§ WORK TO COMPLETE: Copy out each of the lines below word for word, keeping their order.

§ DATA SHOWN:
[START]

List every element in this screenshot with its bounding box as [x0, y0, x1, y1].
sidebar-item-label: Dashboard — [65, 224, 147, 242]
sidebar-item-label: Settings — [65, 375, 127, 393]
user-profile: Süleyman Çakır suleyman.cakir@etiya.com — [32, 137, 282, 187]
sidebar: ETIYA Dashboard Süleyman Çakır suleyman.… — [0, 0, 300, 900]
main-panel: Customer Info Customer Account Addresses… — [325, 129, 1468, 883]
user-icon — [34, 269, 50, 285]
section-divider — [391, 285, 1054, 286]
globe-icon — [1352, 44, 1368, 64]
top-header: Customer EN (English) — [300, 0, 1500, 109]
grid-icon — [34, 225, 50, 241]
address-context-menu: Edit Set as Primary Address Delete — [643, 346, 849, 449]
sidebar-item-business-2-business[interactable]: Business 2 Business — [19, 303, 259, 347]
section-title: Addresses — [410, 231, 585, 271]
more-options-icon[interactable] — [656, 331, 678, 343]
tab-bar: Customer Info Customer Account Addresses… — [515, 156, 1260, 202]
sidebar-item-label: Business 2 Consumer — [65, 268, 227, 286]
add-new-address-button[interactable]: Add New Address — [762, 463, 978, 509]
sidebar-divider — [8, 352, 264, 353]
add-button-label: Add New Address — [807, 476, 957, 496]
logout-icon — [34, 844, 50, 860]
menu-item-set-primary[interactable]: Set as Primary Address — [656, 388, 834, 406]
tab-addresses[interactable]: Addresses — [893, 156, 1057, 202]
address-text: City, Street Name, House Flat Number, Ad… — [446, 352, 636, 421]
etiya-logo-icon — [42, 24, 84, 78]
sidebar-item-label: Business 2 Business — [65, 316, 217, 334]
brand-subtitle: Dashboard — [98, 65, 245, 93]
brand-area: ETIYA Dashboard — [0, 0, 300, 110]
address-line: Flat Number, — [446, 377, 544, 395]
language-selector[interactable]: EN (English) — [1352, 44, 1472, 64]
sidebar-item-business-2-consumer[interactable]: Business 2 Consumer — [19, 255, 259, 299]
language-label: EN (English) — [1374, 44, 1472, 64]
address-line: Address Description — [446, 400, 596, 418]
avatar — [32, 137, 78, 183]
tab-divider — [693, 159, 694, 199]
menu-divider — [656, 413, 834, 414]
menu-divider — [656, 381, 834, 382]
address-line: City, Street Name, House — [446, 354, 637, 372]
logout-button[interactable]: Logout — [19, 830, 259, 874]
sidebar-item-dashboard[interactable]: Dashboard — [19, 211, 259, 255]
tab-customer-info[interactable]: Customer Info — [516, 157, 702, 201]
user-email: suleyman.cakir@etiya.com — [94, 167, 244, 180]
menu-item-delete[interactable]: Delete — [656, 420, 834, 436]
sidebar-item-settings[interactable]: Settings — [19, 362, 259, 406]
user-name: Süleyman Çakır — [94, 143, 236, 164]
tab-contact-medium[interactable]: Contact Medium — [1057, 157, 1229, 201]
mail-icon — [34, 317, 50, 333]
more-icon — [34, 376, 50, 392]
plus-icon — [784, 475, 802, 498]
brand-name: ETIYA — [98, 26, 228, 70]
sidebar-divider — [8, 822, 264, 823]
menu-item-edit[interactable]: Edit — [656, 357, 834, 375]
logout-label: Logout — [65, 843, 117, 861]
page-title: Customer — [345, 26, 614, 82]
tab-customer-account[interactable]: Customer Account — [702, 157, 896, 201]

[END]

§ SOLUTION:
List every element in this screenshot with its bounding box as [x0, y0, x1, y1].
sidebar-item-label: Dashboard — [65, 224, 147, 242]
sidebar-item-label: Settings — [65, 375, 127, 393]
user-profile: Süleyman Çakır suleyman.cakir@etiya.com — [32, 137, 282, 187]
sidebar: ETIYA Dashboard Süleyman Çakır suleyman.… — [0, 0, 300, 900]
main-panel: Customer Info Customer Account Addresses… — [325, 129, 1468, 883]
user-icon — [34, 269, 50, 285]
section-divider — [391, 285, 1054, 286]
globe-icon — [1352, 44, 1368, 64]
top-header: Customer EN (English) — [300, 0, 1500, 109]
grid-icon — [34, 225, 50, 241]
address-context-menu: Edit Set as Primary Address Delete — [643, 346, 849, 449]
sidebar-item-business-2-business[interactable]: Business 2 Business — [19, 303, 259, 347]
section-title: Addresses — [410, 231, 585, 271]
more-options-icon[interactable] — [656, 331, 678, 343]
tab-bar: Customer Info Customer Account Addresses… — [515, 156, 1260, 202]
sidebar-item-label: Business 2 Consumer — [65, 268, 227, 286]
add-new-address-button[interactable]: Add New Address — [762, 463, 978, 509]
sidebar-divider — [8, 352, 264, 353]
add-button-label: Add New Address — [807, 476, 957, 496]
logout-icon — [34, 844, 50, 860]
menu-item-set-primary[interactable]: Set as Primary Address — [656, 388, 834, 406]
tab-addresses[interactable]: Addresses — [893, 156, 1057, 202]
address-text: City, Street Name, House Flat Number, Ad… — [446, 352, 636, 421]
etiya-logo-icon — [42, 24, 84, 78]
sidebar-item-label: Business 2 Business — [65, 316, 217, 334]
brand-subtitle: Dashboard — [98, 65, 245, 93]
brand-area: ETIYA Dashboard — [0, 0, 300, 110]
address-line: Flat Number, — [446, 377, 544, 395]
language-selector[interactable]: EN (English) — [1352, 44, 1472, 64]
sidebar-item-business-2-consumer[interactable]: Business 2 Consumer — [19, 255, 259, 299]
language-label: EN (English) — [1374, 44, 1472, 64]
address-line: Address Description — [446, 400, 596, 418]
avatar — [32, 137, 78, 183]
tab-divider — [693, 159, 694, 199]
menu-divider — [656, 413, 834, 414]
menu-divider — [656, 381, 834, 382]
address-line: City, Street Name, House — [446, 354, 637, 372]
logout-button[interactable]: Logout — [19, 830, 259, 874]
sidebar-item-dashboard[interactable]: Dashboard — [19, 211, 259, 255]
tab-customer-info[interactable]: Customer Info — [516, 157, 702, 201]
user-email: suleyman.cakir@etiya.com — [94, 167, 244, 180]
menu-item-delete[interactable]: Delete — [656, 420, 834, 436]
sidebar-item-settings[interactable]: Settings — [19, 362, 259, 406]
user-name: Süleyman Çakır — [94, 143, 236, 164]
tab-contact-medium[interactable]: Contact Medium — [1057, 157, 1229, 201]
mail-icon — [34, 317, 50, 333]
more-icon — [34, 376, 50, 392]
plus-icon — [784, 475, 802, 498]
brand-name: ETIYA — [98, 26, 228, 70]
sidebar-divider — [8, 822, 264, 823]
menu-item-edit[interactable]: Edit — [656, 357, 834, 375]
logout-label: Logout — [65, 843, 117, 861]
page-title: Customer — [345, 26, 614, 82]
tab-customer-account[interactable]: Customer Account — [702, 157, 896, 201]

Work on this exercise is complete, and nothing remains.